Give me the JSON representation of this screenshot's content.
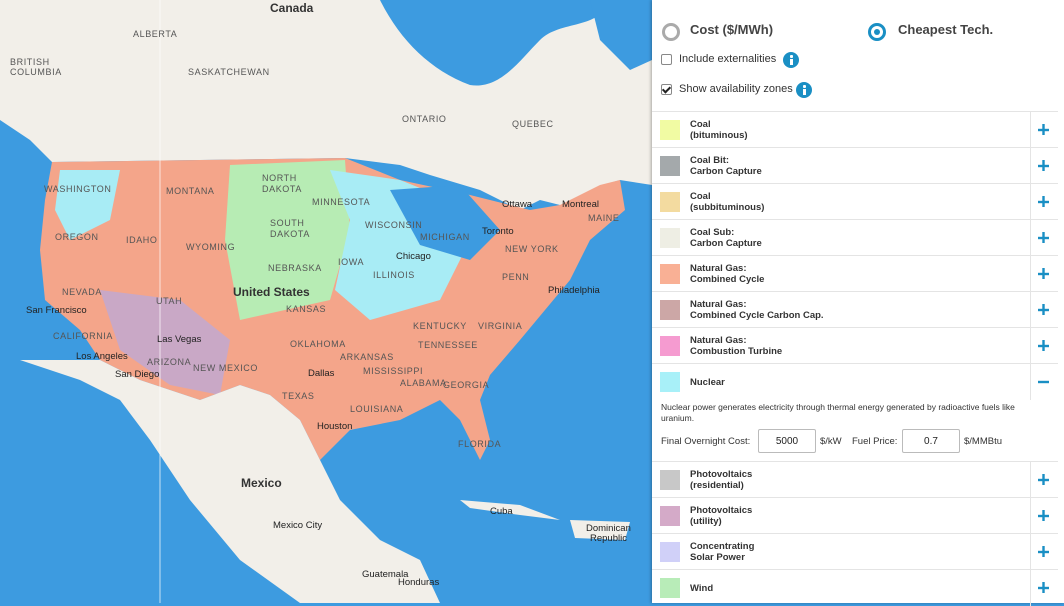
{
  "map": {
    "labels": [
      "Canada",
      "ALBERTA",
      "BRITISH",
      "COLUMBIA",
      "SASKATCHEWAN",
      "ONTARIO",
      "QUEBEC",
      "WASHINGTON",
      "MONTANA",
      "NORTH",
      "DAKOTA",
      "MINNESOTA",
      "SOUTH",
      "DAKOTA",
      "OREGON",
      "IDAHO",
      "WYOMING",
      "WISCONSIN",
      "MICHIGAN",
      "NEW YORK",
      "NEBRASKA",
      "IOWA",
      "ILLINOIS",
      "NEVADA",
      "UTAH",
      "United States",
      "KANSAS",
      "PENN",
      "CALIFORNIA",
      "ARIZONA",
      "NEW MEXICO",
      "OKLAHOMA",
      "ARKANSAS",
      "TENNESSEE",
      "MISSISSIPPI",
      "ALABAMA",
      "GEORGIA",
      "TEXAS",
      "LOUISIANA",
      "FLORIDA",
      "KENTUCKY",
      "VIRGINIA",
      "MAINE",
      "San Francisco",
      "Los Angeles",
      "Las Vegas",
      "San Diego",
      "Dallas",
      "Houston",
      "Chicago",
      "Toronto",
      "Ottawa",
      "Montreal",
      "Philadelphia",
      "Mexico",
      "Mexico City",
      "Cuba",
      "Dominican",
      "Republic",
      "Guatemala",
      "Honduras"
    ]
  },
  "panel": {
    "modes": [
      "Cost ($/MWh)",
      "Cheapest Tech."
    ],
    "options": [
      "Include externalities",
      "Show availability zones"
    ],
    "technologies": [
      {
        "lines": [
          "Coal",
          "(bituminous)"
        ],
        "color": "#f1fba3"
      },
      {
        "lines": [
          "Coal Bit:",
          "Carbon Capture"
        ],
        "color": "#a4a9ab"
      },
      {
        "lines": [
          "Coal",
          "(subbituminous)"
        ],
        "color": "#f3dba0"
      },
      {
        "lines": [
          "Coal Sub:",
          "Carbon Capture"
        ],
        "color": "#eeeee4"
      },
      {
        "lines": [
          "Natural Gas:",
          "Combined Cycle"
        ],
        "color": "#f9b095"
      },
      {
        "lines": [
          "Natural Gas:",
          "Combined Cycle Carbon Cap."
        ],
        "color": "#cca7a6"
      },
      {
        "lines": [
          "Natural Gas:",
          "Combustion Turbine"
        ],
        "color": "#f59bd0"
      },
      {
        "lines": [
          "Nuclear"
        ],
        "color": "#a8f0f8",
        "details": {
          "description": "Nuclear power generates electricity through thermal energy generated by radioactive fuels like uranium.",
          "fields": [
            {
              "label": "Final Overnight Cost:",
              "value": "5000",
              "unit": "$/kW"
            },
            {
              "label": "Fuel Price:",
              "value": "0.7",
              "unit": "$/MMBtu"
            }
          ]
        }
      },
      {
        "lines": [
          "Photovoltaics",
          "(residential)"
        ],
        "color": "#c8c8c8"
      },
      {
        "lines": [
          "Photovoltaics",
          "(utility)"
        ],
        "color": "#d4aac8"
      },
      {
        "lines": [
          "Concentrating",
          "Solar Power"
        ],
        "color": "#d0d0f8"
      },
      {
        "lines": [
          "Wind"
        ],
        "color": "#b8ecb8"
      }
    ]
  }
}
________________________________________
» **WHAT YOU WILL DO**: Copy all lines from the material that contain "Combined".

» **OUTPUT**:
          "Combined Cycle"
          "Combined Cycle Carbon Cap."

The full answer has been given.